◆ **PROBLEM DESCRIPTION**
In the article on U.S. electricity markets, reproduce the stretch from "INSIDER: Demystifying U.S." through "final retail sales.", replacing every occurrence of "grid" with "network".

◆ **SELECTED TEXT**
—————

INSIDER: Demystifying U.S. Electricity Markets and Their Role in Clean Energy Expansion
The U.S. power grid is sometimes referred to as "the biggest machine on Earth," reminding us of the scale and complexity of transitioning to clean energy. What is sometimes forgotten is that the industry, laws and regulations operating this grid are just as complex as the physical infrastructure, and key to how electricity is generated and used.
In one-third of the country, electricity is produced and sold by traditional, vertically-integrated utilities that control generation, transmission, distribution and final retail sales.
In the other two-thirds of the country, electricity generation is bought and sold in organized wholesale markets. Distribution utilities purchase power from these markets and deliver that power to customers. (Some large energy customers are also legally allowed to purchase power directly in these markets.) These wholesale markets serve to:
- Dispatch electricity from current power plants;
- Guide investment in new electricity sources and the retirement of old power plants;
- Set wholesale prices for electricity; and
- Help maintain a stable, reliable electricity system.
Importantly, these wholesale markets were not designed to promote low-carbon resources or support emerging technologies, and that can limit clean energy progress in the United States.
Organized wholesale markets for electricity were implemented in certain states beginning in the 1990s with the goal of increasing competition and efficiency in generation. With oversight by the Federal Energy Regulatory Commission (FERC), these states created Regional Transmission Organizations (RTOs) and Independent System Operators (ISOs) — that design and operate these markets. (It's common to just refer to all of the markets as RTOs.) Texas is the exception, as a state RTO operating outside of FERC's jurisdiction.

—————

◆ **RECORDS SUPPLIED**
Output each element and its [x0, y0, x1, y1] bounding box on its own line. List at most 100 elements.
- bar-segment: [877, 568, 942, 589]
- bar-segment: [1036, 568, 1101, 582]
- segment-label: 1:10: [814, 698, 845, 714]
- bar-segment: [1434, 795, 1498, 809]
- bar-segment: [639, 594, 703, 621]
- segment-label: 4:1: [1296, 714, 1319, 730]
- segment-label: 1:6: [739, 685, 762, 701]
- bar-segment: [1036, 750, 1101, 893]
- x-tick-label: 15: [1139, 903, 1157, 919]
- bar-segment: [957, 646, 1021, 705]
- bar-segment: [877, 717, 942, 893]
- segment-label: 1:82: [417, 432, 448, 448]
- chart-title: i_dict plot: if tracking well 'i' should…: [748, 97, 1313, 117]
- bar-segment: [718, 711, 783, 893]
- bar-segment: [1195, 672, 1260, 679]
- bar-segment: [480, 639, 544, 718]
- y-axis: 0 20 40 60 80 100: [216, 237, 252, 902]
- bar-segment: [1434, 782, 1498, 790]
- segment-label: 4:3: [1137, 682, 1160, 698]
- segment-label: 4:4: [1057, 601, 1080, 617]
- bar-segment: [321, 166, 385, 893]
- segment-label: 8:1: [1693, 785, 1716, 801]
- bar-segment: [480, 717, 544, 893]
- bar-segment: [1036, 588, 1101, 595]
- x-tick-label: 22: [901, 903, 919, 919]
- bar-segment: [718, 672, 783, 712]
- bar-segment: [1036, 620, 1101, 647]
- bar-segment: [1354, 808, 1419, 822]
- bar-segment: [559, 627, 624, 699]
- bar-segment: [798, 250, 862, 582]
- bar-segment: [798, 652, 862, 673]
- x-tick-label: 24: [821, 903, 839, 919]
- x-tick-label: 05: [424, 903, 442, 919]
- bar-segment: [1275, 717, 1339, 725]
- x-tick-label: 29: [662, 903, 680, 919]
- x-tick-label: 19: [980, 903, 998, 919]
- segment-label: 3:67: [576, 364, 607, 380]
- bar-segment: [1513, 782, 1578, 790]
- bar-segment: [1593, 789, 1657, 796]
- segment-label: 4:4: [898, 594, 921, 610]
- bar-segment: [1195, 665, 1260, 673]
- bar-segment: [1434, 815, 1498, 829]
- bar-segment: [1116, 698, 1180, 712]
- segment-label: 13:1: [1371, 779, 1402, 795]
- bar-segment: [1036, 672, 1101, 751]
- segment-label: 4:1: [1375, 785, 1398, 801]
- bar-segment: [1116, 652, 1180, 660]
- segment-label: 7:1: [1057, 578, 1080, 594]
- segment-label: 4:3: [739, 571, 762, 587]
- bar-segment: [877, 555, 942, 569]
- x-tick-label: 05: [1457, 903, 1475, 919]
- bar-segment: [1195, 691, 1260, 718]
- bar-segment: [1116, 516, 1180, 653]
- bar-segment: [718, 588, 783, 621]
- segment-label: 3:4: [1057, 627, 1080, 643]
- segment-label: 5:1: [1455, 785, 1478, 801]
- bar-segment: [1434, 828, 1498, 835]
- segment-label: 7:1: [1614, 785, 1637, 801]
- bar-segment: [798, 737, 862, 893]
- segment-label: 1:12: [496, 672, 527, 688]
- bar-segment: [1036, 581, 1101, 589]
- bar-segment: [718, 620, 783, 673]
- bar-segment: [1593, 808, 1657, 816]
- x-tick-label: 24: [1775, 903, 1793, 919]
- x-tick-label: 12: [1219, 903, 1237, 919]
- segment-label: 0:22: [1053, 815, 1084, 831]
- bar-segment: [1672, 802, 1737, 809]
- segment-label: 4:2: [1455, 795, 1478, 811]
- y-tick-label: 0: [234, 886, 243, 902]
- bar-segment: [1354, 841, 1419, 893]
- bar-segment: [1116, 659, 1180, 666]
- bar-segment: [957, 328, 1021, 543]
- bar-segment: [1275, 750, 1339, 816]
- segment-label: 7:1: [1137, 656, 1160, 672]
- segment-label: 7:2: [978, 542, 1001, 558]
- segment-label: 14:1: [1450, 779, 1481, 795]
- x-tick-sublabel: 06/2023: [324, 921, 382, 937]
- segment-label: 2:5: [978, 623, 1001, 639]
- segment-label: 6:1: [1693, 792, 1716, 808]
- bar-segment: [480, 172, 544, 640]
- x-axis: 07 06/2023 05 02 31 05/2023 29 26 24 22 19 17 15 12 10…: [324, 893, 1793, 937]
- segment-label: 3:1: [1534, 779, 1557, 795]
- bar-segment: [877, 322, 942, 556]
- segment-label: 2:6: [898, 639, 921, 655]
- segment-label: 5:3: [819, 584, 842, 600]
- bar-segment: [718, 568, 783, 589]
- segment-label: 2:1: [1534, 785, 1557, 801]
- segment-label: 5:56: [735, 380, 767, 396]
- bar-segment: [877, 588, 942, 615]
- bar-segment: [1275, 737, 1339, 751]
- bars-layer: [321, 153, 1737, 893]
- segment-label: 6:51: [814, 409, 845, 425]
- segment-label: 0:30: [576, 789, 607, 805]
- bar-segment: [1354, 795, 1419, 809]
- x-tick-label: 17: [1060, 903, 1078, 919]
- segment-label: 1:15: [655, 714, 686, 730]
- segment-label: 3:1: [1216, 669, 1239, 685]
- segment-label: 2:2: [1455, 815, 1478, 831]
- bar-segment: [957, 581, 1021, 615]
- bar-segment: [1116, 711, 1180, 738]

—————

◆ **EXERCISE SOLUTION**
INSIDER: Demystifying U.S. Electricity Markets and Their Role in Clean Energy Expansion
The U.S. power network is sometimes referred to as "the biggest machine on Earth," reminding us of the scale and complexity of transitioning to clean energy. What is sometimes forgotten is that the industry, laws and regulations operating this network are just as complex as the physical infrastructure, and key to how electricity is generated and used.
In one-third of the country, electricity is produced and sold by traditional, vertically-integrated utilities that control generation, transmission, distribution and final retail sales.